■ Exercise requirements
Drop the pictures, then extract the listing word for word.

--- begin ---

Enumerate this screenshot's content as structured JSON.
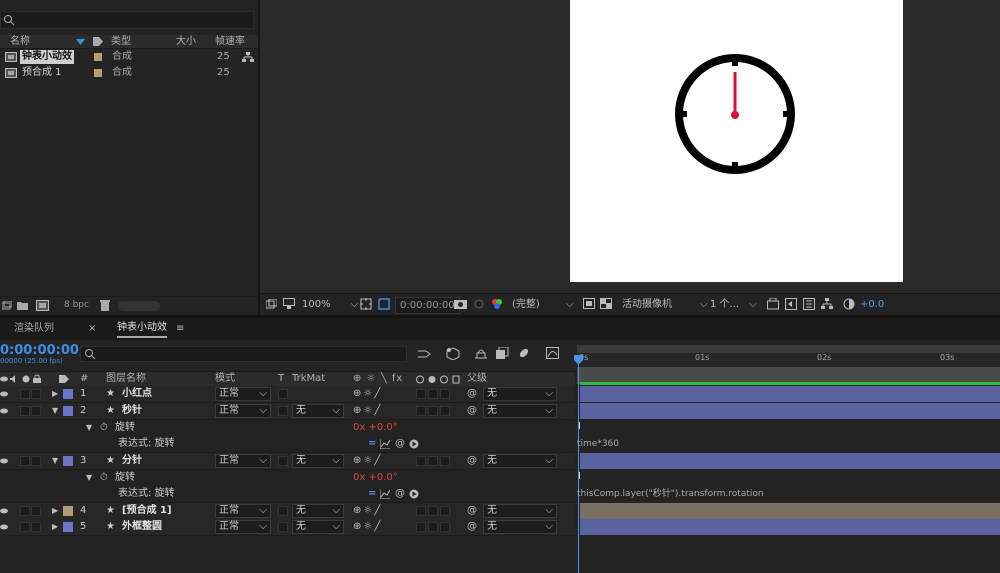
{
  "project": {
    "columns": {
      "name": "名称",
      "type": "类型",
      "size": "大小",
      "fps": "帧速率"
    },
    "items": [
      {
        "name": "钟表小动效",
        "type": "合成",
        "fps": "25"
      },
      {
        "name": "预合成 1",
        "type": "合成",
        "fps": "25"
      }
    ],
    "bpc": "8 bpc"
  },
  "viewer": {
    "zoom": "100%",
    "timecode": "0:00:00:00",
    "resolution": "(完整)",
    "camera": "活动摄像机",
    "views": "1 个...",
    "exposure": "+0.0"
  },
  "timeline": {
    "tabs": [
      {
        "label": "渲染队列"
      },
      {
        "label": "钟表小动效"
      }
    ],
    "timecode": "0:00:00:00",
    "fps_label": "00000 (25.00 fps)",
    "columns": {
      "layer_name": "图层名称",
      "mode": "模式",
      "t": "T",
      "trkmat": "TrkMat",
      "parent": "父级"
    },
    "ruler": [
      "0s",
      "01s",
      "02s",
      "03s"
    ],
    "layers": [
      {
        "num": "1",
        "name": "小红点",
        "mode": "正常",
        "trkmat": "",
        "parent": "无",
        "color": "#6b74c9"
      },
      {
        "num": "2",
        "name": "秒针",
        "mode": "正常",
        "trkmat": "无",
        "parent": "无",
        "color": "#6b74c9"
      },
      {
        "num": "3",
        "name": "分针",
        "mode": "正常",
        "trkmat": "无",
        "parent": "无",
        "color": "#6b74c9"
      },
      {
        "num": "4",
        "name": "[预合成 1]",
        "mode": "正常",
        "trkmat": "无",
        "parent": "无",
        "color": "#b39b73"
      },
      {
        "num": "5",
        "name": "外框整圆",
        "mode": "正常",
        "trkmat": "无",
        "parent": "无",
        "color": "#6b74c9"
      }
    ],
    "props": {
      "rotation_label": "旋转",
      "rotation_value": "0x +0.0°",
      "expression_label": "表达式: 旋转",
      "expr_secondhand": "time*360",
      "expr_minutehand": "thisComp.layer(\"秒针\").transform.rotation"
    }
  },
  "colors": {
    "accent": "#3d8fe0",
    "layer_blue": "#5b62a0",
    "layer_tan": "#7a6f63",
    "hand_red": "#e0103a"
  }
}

--- end ---

■ Solved problem
Enumerate this screenshot's content as structured JSON.
{
  "project": {
    "columns": {
      "name": "名称",
      "type": "类型",
      "size": "大小",
      "fps": "帧速率"
    },
    "items": [
      {
        "name": "钟表小动效",
        "type": "合成",
        "fps": "25"
      },
      {
        "name": "预合成 1",
        "type": "合成",
        "fps": "25"
      }
    ],
    "bpc": "8 bpc"
  },
  "viewer": {
    "zoom": "100%",
    "timecode": "0:00:00:00",
    "resolution": "(完整)",
    "camera": "活动摄像机",
    "views": "1 个...",
    "exposure": "+0.0"
  },
  "timeline": {
    "tabs": [
      {
        "label": "渲染队列"
      },
      {
        "label": "钟表小动效"
      }
    ],
    "timecode": "0:00:00:00",
    "fps_label": "00000 (25.00 fps)",
    "columns": {
      "layer_name": "图层名称",
      "mode": "模式",
      "t": "T",
      "trkmat": "TrkMat",
      "parent": "父级"
    },
    "ruler": [
      "0s",
      "01s",
      "02s",
      "03s"
    ],
    "layers": [
      {
        "num": "1",
        "name": "小红点",
        "mode": "正常",
        "trkmat": "",
        "parent": "无",
        "color": "#6b74c9"
      },
      {
        "num": "2",
        "name": "秒针",
        "mode": "正常",
        "trkmat": "无",
        "parent": "无",
        "color": "#6b74c9"
      },
      {
        "num": "3",
        "name": "分针",
        "mode": "正常",
        "trkmat": "无",
        "parent": "无",
        "color": "#6b74c9"
      },
      {
        "num": "4",
        "name": "[预合成 1]",
        "mode": "正常",
        "trkmat": "无",
        "parent": "无",
        "color": "#b39b73"
      },
      {
        "num": "5",
        "name": "外框整圆",
        "mode": "正常",
        "trkmat": "无",
        "parent": "无",
        "color": "#6b74c9"
      }
    ],
    "props": {
      "rotation_label": "旋转",
      "rotation_value": "0x +0.0°",
      "expression_label": "表达式: 旋转",
      "expr_secondhand": "time*360",
      "expr_minutehand": "thisComp.layer(\"秒针\").transform.rotation"
    }
  },
  "colors": {
    "accent": "#3d8fe0",
    "layer_blue": "#5b62a0",
    "layer_tan": "#7a6f63",
    "hand_red": "#e0103a"
  }
}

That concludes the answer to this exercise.